_Selected excerpt_.

COUCH: THE BLOG

Email: shaughnessyjones@gmail.com

BINGO BOPS: A PLAYLIST CURATION SERIES

Bingo Bops is a semiweekly playlist curation series. Each playlist includes written commentary on the theme as it relates to each song. If you have any questions/comments, you can email here.

___

BINGO BOPS VOL. 2: :(

8/7/20

BINGO_BOPS_TWO

One of my first playlists I made on my beloved iPod nano was titled “Songs to cry to.” When I remembered that I was like, “ok, that’s pretty cringe” but actually what I’ve found out is that I’m not alone! My favorite part of playlists is that they can act as time capsules or journal entries, they're entirely personal and contextual— you might listen to different things based on emotion, or time period, or where you live. For example, this playlist my friend Justus made for when your roommate is going through some shit circa 2015. As a side note Justus is super cool and smart and you should hire him; you can check out his brand new IMDb here.

This playlist is a sampling of my own personal favorite sad songs from a variety of genres and decades. By no means is it complete (obviously) since there’s only 10 songs, but it’s meant to be a well-rounded flight of melancholy tunes. Feel free to send any sad playlists you’ve made, I can share them here to provide a more complete picture of sad music, or I can listen to them alone in my bedroom and cry!

xoxo

shaughna

___

1. Moon Song by Phoebe Bridgers

This is an instant classic for alt kids in their 20's (me). I’m always disarmed by how vulnerable Bridgers’ lyrics and vocal performance feel. This feels like someone telling me a story they’ve never told anyone.

    "You are sick, and you're married
    And you might be dying
    But you're holding me like water in your hands"

Reminds me that at my most vulnerable, I cling to things that bring me comfort. Which makes me sad whether that comfort is healthy or not; it makes me angry at myself for holding onto things I should let go of but can’t, and it makes me feel so moved to know that lots of the comfort in my life is a result of supportive friendships and habits I’ve worked hard at developing. This is a strong start. I’m feeling confident.

_Required work_.
1 - In the Bingo Bops post, what was one of the first playlists on the iPod nano titled?
2 - Do these statements agree with the Bingo Bops post? Answer yes or no for each, quoting the words that decide it. (a) Bingo Bops is a weekly series. (b) The sad-songs playlist has 10 songs. (c) The playlist draws on a single genre.
3 - Carry the Bingo Bops post on from its last sentence.
The data plays no part in this.

_Given data_.
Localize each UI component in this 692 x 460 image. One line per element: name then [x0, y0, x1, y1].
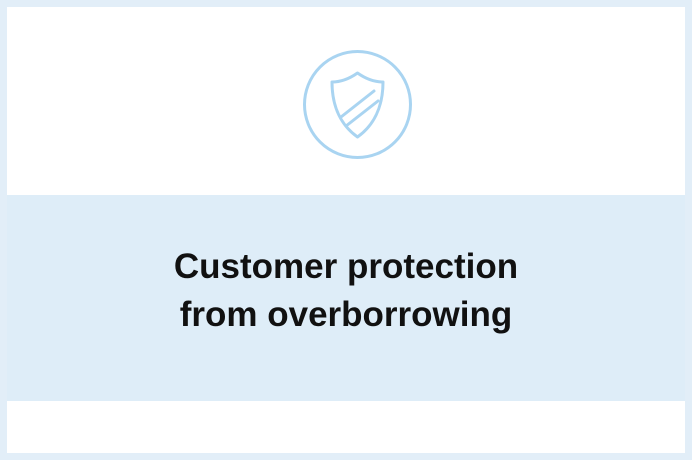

_Exercise answers_.
1 - "Songs to cry to."

2 -
(a) No: "Bingo Bops is a semiweekly playlist curation series."
(b) Yes: "there’s only 10 songs"
(c) No: "from a variety of genres and decades"

3 -
2. Futura Free by Frank Ocean

Ryan Breaux’s interview at the end of this song made me break down today. He’s a snapshot of young joy and love, he reminds me of my own little brother. His recent death made me disproportionally sad compared to the many deaths I hear about every day. I've been wondering why; is it because the tragedy of his death stood in juxtaposition to the joy in this interview, the only thing I know about him? Or was it because I saw my own brother in him, that I think I can relate to what his family might be feeling? Maybe there’s not one reason. It’s just so sad. “sometimes I feel like a god but I’m not a god” is one of my favorite lines in any song.

3. I Don’t Smoke by Mitski

This one’s a sing-along:

    "if your hands need to break
    more than trickets in your room
    you can lean on my arm
    as you break my heart"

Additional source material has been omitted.